## Start PROVIDED MATERIAL

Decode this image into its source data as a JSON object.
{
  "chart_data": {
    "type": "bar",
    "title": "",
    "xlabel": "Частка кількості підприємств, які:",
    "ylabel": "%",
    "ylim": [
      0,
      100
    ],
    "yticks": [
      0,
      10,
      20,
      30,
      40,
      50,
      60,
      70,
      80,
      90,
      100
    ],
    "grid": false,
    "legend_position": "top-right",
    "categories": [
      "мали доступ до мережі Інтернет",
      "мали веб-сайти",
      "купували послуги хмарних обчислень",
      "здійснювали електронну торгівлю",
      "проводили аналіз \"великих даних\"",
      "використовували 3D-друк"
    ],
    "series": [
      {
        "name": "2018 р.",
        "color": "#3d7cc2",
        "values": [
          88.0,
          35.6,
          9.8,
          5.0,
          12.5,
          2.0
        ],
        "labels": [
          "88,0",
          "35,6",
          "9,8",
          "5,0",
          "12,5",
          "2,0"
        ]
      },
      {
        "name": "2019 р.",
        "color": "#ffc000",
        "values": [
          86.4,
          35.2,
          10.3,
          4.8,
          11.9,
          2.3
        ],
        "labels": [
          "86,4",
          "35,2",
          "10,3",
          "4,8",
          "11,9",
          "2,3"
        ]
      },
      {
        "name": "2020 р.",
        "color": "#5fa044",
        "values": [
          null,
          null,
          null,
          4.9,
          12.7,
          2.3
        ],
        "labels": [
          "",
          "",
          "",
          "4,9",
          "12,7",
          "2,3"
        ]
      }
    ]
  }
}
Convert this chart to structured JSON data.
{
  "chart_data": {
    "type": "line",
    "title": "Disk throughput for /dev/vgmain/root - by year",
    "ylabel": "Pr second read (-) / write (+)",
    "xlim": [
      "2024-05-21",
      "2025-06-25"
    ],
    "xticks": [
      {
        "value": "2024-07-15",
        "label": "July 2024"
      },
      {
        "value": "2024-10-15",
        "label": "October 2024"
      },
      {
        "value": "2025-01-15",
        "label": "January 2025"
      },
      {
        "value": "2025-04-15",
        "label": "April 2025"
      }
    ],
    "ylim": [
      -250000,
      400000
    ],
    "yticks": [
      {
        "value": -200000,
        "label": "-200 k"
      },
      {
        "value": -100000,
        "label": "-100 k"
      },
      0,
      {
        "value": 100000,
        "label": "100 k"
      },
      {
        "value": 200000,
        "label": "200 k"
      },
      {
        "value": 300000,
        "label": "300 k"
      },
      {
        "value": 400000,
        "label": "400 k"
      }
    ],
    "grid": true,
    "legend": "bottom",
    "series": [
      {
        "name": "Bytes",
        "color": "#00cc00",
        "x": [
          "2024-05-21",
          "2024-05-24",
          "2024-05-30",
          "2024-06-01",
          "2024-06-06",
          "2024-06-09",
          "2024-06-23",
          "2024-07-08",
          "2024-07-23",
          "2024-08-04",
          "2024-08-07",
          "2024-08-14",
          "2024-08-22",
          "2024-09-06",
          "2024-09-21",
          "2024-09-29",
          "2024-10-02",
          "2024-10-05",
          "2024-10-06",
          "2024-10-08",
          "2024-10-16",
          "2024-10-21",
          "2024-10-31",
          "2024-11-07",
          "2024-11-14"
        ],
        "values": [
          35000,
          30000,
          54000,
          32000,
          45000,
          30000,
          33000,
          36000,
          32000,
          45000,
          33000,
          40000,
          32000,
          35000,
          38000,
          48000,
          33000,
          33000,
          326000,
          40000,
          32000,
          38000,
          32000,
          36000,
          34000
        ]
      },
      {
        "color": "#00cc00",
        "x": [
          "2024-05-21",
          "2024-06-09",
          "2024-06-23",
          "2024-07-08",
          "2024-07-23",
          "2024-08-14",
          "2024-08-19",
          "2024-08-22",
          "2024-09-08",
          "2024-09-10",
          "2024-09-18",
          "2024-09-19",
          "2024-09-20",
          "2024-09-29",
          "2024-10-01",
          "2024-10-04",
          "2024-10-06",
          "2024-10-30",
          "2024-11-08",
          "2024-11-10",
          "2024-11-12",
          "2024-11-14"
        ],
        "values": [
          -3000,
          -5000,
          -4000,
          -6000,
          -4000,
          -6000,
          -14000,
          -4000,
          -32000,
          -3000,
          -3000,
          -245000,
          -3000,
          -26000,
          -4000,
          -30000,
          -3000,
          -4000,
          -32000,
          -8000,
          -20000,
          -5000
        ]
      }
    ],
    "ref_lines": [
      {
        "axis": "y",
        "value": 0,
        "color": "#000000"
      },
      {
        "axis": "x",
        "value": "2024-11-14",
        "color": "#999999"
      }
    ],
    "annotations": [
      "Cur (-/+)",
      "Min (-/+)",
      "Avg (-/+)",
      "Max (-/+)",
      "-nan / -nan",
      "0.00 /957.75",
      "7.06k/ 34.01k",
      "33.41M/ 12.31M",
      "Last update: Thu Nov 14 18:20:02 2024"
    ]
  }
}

## End PROVIDED MATERIAL

**GOAL OF THE EXERCISE:**
Extract every line containing the string "name" from the material.

**ANSWER TO THE TASK:**
        "name": "2018 р.",
        "name": "2019 р.",
        "name": "2020 р.",
        "name": "Bytes",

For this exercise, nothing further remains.